- [EXERCISE]
Give only the number of lines that hold the word "JSON".

- [TASK INPUTS]
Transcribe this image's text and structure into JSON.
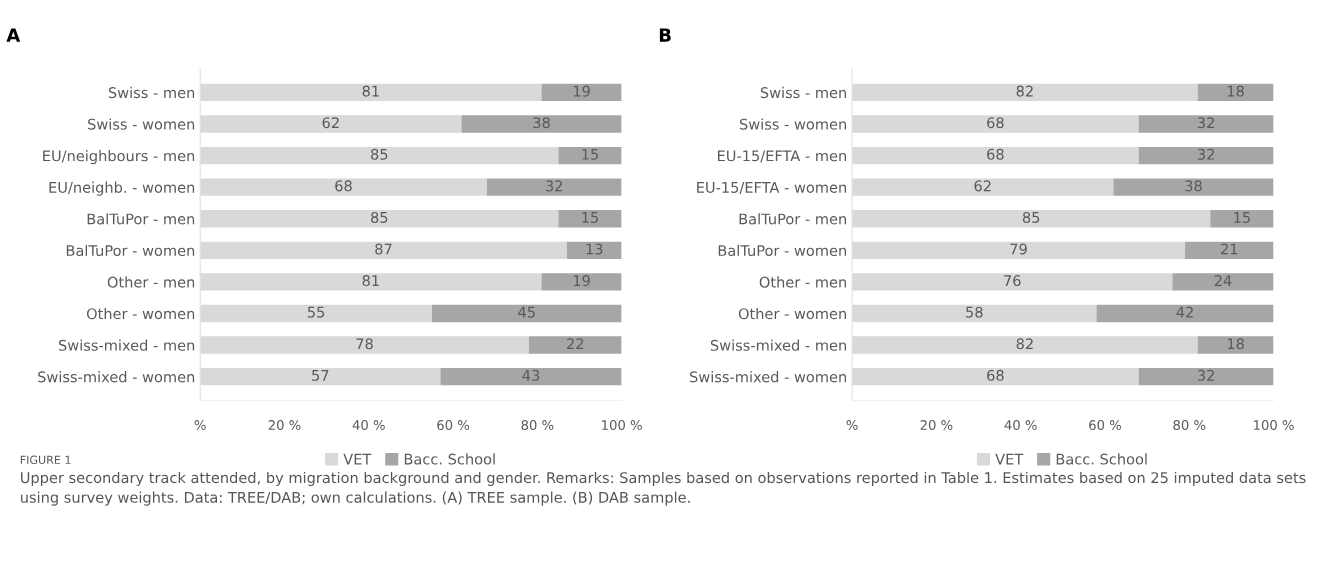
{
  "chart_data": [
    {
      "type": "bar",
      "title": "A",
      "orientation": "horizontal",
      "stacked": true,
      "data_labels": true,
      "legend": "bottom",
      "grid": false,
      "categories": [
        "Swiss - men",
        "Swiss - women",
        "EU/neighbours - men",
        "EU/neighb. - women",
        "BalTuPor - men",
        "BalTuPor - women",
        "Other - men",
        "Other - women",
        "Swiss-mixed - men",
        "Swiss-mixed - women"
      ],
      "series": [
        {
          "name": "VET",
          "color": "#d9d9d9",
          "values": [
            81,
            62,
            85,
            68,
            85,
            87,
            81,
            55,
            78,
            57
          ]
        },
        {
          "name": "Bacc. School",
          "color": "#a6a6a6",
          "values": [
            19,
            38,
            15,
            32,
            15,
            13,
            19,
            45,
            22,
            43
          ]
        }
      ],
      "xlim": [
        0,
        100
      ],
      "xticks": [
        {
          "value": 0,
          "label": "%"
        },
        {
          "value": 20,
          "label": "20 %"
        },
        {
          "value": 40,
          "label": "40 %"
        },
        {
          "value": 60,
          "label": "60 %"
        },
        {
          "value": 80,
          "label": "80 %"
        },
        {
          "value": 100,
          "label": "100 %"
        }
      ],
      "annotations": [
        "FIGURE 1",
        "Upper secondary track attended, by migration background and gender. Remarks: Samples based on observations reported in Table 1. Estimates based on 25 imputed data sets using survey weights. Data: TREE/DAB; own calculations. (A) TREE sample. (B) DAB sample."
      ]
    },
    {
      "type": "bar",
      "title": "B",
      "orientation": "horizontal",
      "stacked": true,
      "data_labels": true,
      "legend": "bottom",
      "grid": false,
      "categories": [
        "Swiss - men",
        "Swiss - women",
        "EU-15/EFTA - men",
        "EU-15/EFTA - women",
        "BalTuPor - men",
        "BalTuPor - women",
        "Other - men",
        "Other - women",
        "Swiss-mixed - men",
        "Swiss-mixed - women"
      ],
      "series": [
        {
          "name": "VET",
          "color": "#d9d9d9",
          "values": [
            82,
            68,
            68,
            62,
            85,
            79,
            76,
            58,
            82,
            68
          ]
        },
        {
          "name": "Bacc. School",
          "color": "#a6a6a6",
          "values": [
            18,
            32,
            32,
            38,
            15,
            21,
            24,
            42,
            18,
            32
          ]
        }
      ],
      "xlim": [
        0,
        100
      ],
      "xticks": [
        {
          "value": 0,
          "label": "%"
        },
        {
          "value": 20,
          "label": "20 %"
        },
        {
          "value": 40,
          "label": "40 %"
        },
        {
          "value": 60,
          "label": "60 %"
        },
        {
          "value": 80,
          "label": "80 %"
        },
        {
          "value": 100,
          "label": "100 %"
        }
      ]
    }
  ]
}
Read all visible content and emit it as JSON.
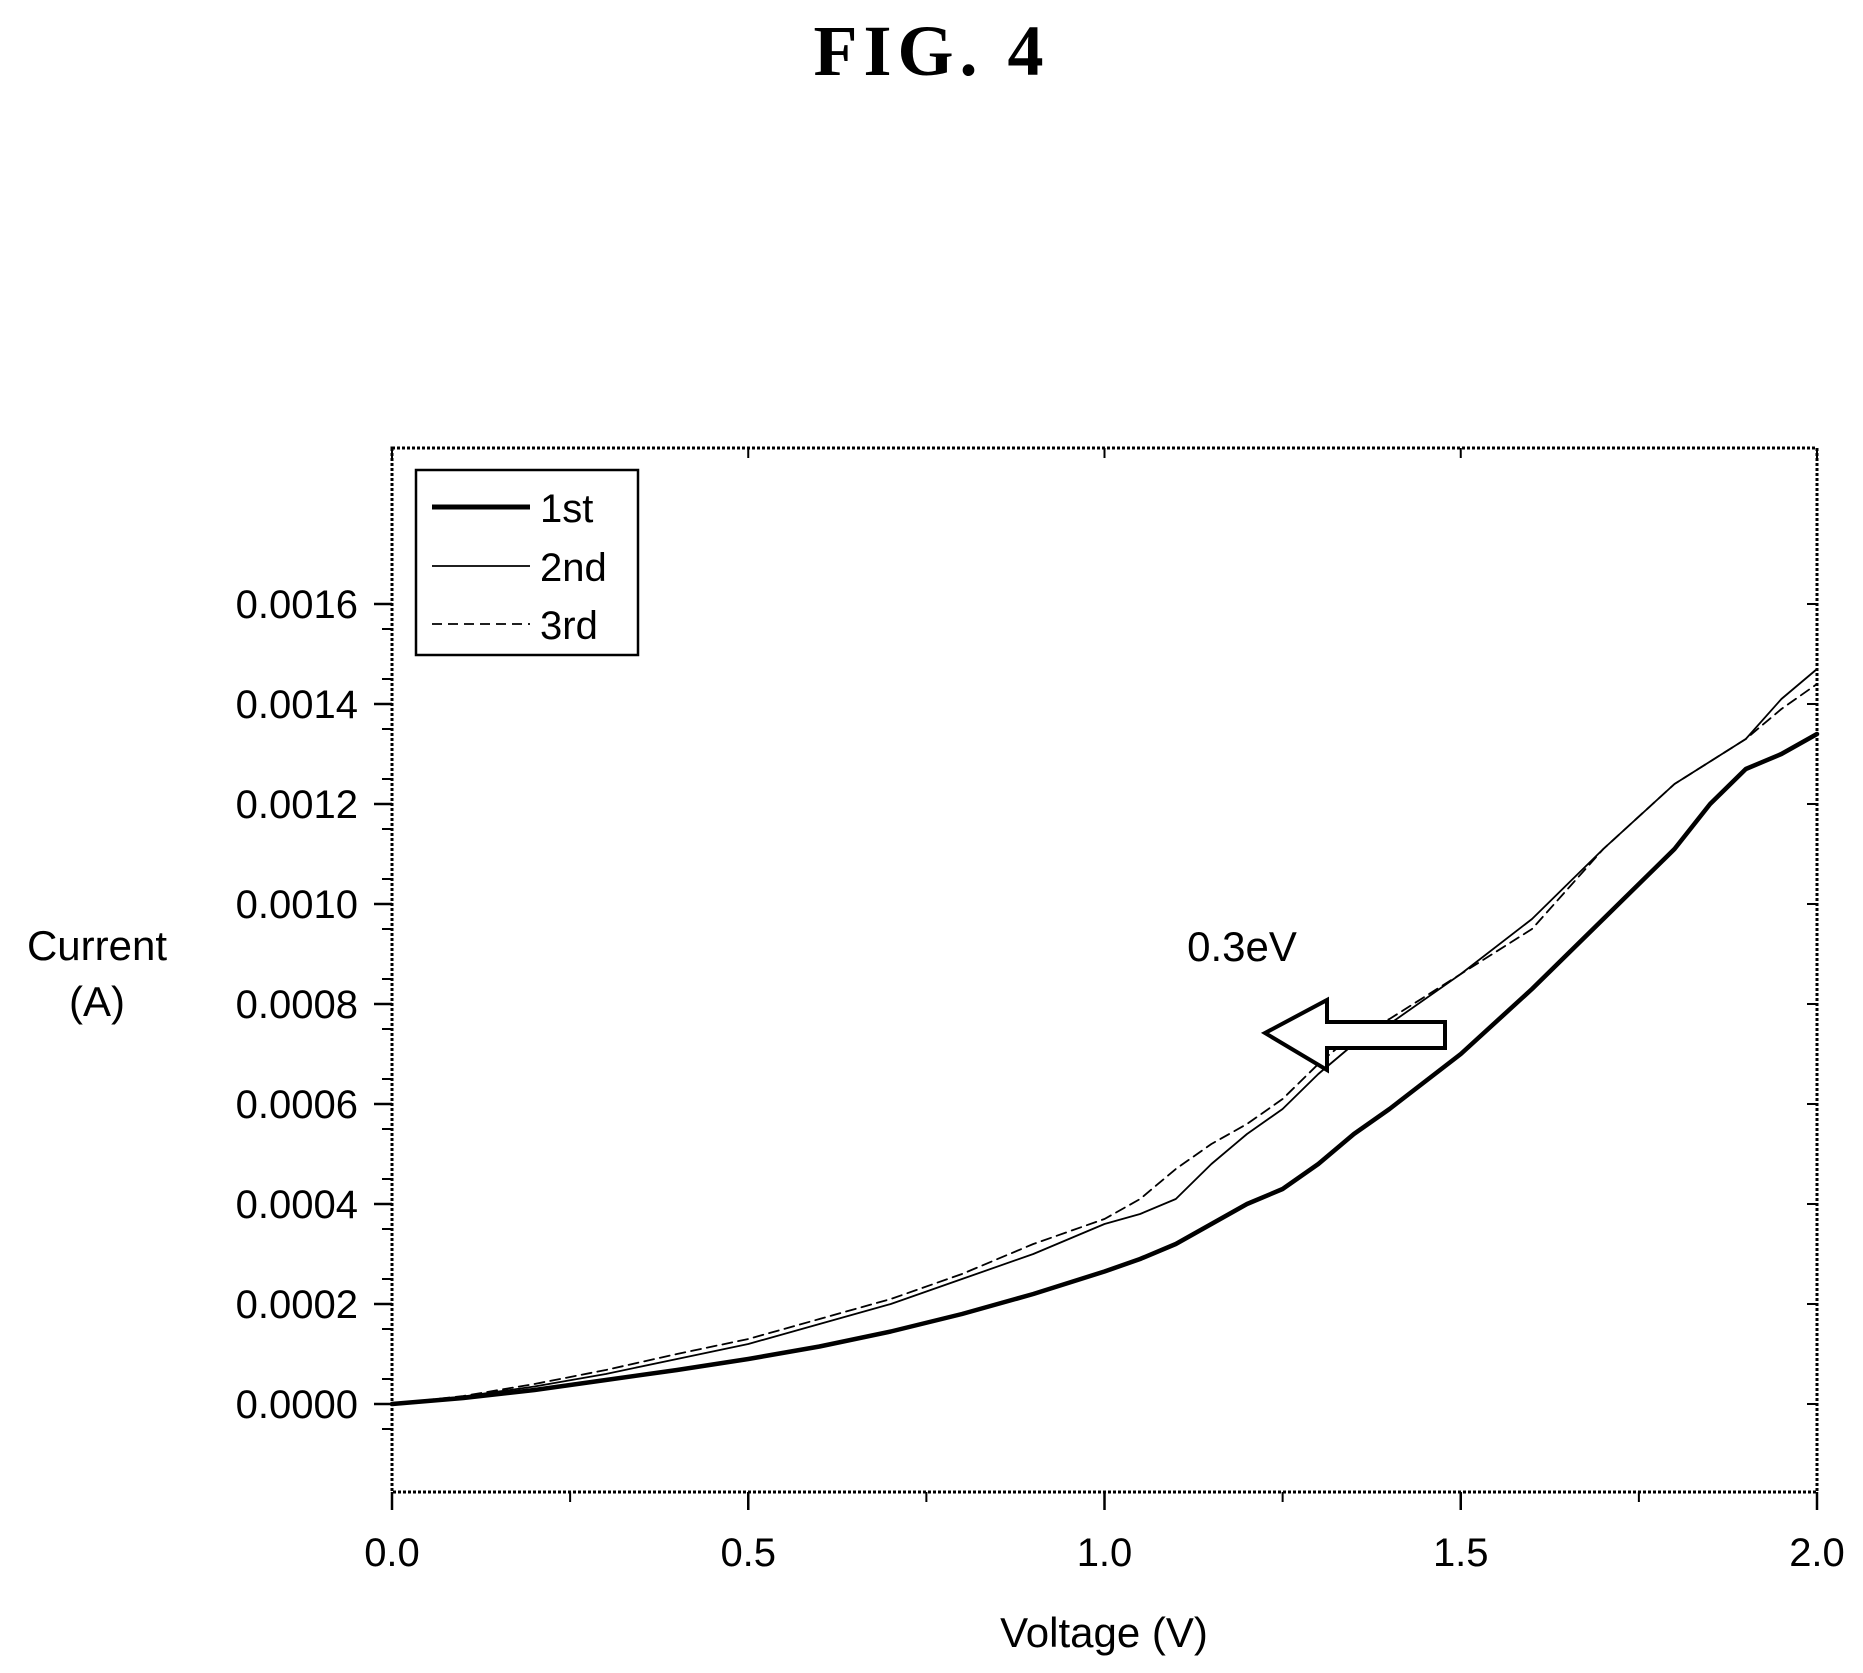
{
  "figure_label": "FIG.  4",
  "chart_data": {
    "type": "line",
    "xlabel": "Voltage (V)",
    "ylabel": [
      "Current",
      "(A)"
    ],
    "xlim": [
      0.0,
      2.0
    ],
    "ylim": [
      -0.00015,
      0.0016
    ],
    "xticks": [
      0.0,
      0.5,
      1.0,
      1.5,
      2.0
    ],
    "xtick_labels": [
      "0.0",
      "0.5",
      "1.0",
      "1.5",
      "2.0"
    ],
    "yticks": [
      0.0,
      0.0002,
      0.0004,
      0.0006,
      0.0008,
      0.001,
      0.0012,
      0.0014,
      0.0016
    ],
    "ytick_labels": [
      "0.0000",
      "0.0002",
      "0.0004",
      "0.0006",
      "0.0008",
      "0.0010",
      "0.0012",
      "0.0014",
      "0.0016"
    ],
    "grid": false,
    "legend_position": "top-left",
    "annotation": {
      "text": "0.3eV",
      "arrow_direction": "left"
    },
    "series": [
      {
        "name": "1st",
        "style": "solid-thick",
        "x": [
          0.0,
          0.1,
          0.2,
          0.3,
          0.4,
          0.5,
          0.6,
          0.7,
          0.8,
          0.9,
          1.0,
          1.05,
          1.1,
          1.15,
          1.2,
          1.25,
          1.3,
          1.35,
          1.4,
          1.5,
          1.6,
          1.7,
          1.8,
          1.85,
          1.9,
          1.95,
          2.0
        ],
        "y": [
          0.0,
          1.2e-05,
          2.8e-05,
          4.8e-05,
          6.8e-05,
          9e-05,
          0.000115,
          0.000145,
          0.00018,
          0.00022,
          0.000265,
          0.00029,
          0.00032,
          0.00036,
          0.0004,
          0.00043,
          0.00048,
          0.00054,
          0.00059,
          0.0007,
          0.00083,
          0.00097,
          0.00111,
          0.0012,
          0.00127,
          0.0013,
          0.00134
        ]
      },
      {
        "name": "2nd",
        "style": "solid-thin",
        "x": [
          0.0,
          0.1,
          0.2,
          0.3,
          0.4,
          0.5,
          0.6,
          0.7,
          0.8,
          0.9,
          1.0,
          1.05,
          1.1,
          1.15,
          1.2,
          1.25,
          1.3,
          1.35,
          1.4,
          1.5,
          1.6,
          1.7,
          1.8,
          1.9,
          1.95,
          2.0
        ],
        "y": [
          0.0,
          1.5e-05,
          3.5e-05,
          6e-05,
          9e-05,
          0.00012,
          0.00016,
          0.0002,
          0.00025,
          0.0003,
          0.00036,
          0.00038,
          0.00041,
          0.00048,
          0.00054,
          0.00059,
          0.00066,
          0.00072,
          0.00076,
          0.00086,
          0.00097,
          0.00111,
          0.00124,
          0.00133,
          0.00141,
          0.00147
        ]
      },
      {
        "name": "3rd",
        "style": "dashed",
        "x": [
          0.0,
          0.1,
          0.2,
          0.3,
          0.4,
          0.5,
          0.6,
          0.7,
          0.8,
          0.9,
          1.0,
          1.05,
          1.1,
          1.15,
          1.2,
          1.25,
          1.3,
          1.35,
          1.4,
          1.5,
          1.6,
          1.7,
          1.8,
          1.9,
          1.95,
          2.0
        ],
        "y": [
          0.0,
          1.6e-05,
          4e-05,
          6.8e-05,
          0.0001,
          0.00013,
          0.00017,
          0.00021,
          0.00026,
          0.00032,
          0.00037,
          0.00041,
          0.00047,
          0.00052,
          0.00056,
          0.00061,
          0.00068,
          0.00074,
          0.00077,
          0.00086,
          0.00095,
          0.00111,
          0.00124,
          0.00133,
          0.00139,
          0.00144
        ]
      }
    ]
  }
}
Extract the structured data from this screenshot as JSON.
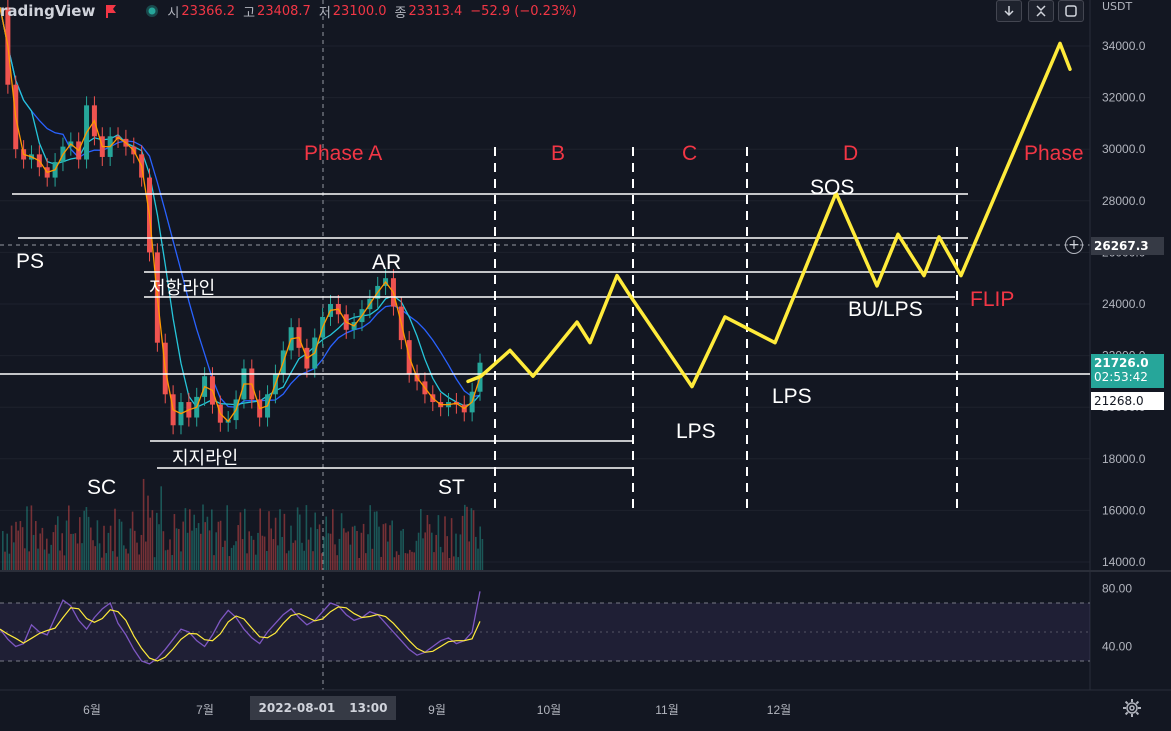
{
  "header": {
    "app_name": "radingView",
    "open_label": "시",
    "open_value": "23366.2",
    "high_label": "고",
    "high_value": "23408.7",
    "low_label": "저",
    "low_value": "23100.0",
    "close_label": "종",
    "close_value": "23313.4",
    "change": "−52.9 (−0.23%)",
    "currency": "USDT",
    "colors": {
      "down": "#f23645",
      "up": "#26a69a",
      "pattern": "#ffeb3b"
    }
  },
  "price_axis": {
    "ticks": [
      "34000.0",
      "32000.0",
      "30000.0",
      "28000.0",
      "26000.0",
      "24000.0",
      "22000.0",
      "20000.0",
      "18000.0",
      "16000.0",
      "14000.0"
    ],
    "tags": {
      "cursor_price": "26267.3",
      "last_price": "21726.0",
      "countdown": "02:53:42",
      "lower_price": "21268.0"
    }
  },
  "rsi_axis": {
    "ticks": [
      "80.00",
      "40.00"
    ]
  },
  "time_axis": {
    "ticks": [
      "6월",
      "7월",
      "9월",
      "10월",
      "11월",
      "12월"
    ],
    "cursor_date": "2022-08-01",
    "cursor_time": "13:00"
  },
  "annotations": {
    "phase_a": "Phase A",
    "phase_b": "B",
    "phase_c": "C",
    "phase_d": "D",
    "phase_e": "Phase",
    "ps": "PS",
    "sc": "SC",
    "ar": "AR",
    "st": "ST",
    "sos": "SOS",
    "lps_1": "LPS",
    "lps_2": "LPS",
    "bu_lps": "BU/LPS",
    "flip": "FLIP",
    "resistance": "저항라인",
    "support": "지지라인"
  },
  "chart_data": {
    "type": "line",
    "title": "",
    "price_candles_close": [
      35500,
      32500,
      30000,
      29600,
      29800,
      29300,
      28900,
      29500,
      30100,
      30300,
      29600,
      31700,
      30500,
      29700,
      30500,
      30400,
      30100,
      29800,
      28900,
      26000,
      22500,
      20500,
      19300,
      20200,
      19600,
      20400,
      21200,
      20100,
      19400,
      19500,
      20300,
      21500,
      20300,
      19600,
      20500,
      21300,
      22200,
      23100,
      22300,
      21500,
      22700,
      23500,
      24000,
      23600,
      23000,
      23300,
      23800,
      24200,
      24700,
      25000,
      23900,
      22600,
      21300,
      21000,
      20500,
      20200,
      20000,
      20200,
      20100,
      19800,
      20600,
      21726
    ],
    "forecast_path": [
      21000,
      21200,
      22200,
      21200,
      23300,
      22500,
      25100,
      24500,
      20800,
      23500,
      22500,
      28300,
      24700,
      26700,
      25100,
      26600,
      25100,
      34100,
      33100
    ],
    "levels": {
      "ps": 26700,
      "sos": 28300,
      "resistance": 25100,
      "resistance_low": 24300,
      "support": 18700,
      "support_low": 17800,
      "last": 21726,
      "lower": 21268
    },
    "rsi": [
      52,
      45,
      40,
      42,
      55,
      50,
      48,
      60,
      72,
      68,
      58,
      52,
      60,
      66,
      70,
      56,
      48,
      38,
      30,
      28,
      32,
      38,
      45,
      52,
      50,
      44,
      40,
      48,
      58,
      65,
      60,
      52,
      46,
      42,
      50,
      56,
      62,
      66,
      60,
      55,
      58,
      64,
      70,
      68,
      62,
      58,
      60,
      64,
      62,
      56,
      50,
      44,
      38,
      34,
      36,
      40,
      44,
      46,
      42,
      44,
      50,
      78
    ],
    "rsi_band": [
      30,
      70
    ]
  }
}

- [RESPONSE FOR THIS EXERCISE]
3